What to work on: Each record is to be printed again precisely as it reads.

Saved entries:
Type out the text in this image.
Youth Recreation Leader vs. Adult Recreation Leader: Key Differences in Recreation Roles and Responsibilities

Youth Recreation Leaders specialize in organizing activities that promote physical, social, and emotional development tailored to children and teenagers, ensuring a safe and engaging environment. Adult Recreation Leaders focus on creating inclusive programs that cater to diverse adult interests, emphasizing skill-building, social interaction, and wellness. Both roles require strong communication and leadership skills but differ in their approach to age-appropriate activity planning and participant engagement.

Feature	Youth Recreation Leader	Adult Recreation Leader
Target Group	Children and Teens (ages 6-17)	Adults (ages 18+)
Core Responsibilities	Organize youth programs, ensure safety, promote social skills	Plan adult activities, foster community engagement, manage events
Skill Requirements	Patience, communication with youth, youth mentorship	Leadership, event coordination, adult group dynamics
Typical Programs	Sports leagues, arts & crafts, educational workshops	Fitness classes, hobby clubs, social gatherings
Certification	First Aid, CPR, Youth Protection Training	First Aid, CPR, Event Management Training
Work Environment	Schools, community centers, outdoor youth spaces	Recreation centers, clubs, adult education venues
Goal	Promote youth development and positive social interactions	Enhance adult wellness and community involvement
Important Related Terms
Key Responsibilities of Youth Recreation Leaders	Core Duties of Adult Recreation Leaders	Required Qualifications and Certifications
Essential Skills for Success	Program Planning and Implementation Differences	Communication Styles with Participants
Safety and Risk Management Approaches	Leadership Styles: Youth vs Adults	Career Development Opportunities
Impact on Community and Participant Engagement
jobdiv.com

Completed exercise:
Type out the text in this image.
Youth Recreation Leader vs. Adult Recreation Leader: Key Differences in Recreation Roles and Responsibilities

Youth Recreation Leaders specialize in organizing activities that promote physical, social, and emotional development tailored to children and teenagers, ensuring a safe and engaging environment. Adult Recreation Leaders focus on creating inclusive programs that cater to diverse adult interests, emphasizing skill-building, social interaction, and wellness. Both roles require strong communication and leadership skills but differ in their approach to age-appropriate activity planning and participant engagement.

Feature	Youth Recreation Leader	Adult Recreation Leader
Target Group	Children and Teens (ages 6-17)	Adults (ages 18+)
Core Responsibilities	Organize youth programs, ensure safety, promote social skills	Plan adult activities, foster community engagement, manage events
Skill Requirements	Patience, communication with youth, youth mentorship	Leadership, event coordination, adult group dynamics
Typical Programs	Sports leagues, arts & crafts, educational workshops	Fitness classes, hobby clubs, social gatherings
Certification	First Aid, CPR, Youth Protection Training	First Aid, CPR, Event Management Training
Work Environment	Schools, community centers, outdoor youth spaces	Recreation centers, clubs, adult education venues
Goal	Promote youth development and positive social interactions	Enhance adult wellness and community involvement
Important Related Terms
Key Responsibilities of Youth Recreation Leaders	Core Duties of Adult Recreation Leaders	Required Qualifications and Certifications
Essential Skills for Success	Program Planning and Implementation Differences	Communication Styles with Participants
Safety and Risk Management Approaches	Leadership Styles: Youth vs Adults	Career Development Opportunities
Impact on Community and Participant Engagement
jobdiv.com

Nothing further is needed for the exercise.